**DOCUMENT PASSAGE:**
★ ★ ★ ★ ★ ★ ★

CHES Clustering

Rebecca & Simon

Packages

pacman::p_load(dplyr, ggplot2, readr, haven, broom, purrr, tidyr, magrittr, labelled, sjPlot, viridis, forcats, ggthemes, cluster, factoextra, fpc)

Data

ches <- get(load("data/Rdata/ches_final.Rdata"))

Indeces

normalize_range <- function(x){(x - min(x, na.rm = T)) / (max(x, na.rm = T) - min(x, na.rm = T))}
ches <- ches %>% 
  mutate(populism = antielite_salience + corrupt_salience) %>% 
  mutate(populism2 = normalize_range(normalize_range(antielite_salience) + 
                               (1 - normalize_range(eu_position)))*100) %>% #+ 
                           #    (1 - range01(eu_budgets)))*100) %>% 
  mutate(liberalism = sociallifestyle + civlib_laworder + galtan) %>% 
  mutate(populism = normalize_range(populism)*100) %>% 
  mutate(liberalism = normalize_range(liberalism)*100) #%>% 
  #filter(year > 2009)

Horse-shoe

ches %>% 
  ggplot(aes(liberalism, populism, colour = eu_position)) + 
  geom_point() +
  geom_smooth(method = "lm", formula = y ~ poly(x, 2))+
  #geom_text_repel(aes(liberalism, populism, label = party_cntry)) +
  ggthemes::theme_hc() +
  viridis::scale_color_viridis()

Clustering

set.seed(2018)
ches_cluster_data <- ches %>% 
  select(party_name, vote_id, liberalism, populism2) %>% 
  drop_na(liberalism, populism2) %>% 
  as.data.frame()

ches_cluster <- ches_cluster_data %>% 
  select(-party_name, -vote_id) %>% 
  purrr::map_df(scale) 
distance <- get_dist(ches_cluster)
fviz_dist(distance, 
 gradient = list(low = "#00AFBB", 
                 mid = "white",
                 high = "#FC4E07"))

kmeans() function returns a list of components, including:

  • cluster: A vector of integers (from 1:k) indicating the cluster to which each point is allocated
  • centers: A matrix of cluster centers (clustqer means)

★ ★ ★ ★ ★ ★ ★

**DATASET EXTRACT:**
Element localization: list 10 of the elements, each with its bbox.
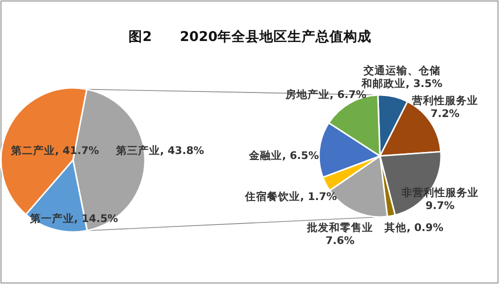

★ ★ ★ ★ ★ ★ ★

**WHAT TO WORK ON:**
a – In the CHES clustering page, translate the sentence "kmeans() function returns a list of components, including:" into Spanish.
b – Answer these questions from the CHES clustering page:
(i) What value is passed to set.seed before the clustering step?
(ii) Which three variables are added together to build liberalism?
(iii) Which variable sets the point colour in the horse-shoe plot?
c – Repeat everything in the CHES clustering page from "set.seed(2018)" down to "purrr::map_df(scale)".

**EXERCISE ANSWERS:**
a – La función kmeans() devuelve una lista de componentes, entre ellos:

b –
(i) 2018
(ii) sociallifestyle, civlib_laworder and galtan
(iii) eu_position

c –
set.seed(2018)
ches_cluster_data <- ches %>% 
  select(party_name, vote_id, liberalism, populism2) %>% 
  drop_na(liberalism, populism2) %>% 
  as.data.frame()

ches_cluster <- ches_cluster_data %>% 
  select(-party_name, -vote_id) %>% 
  purrr::map_df(scale)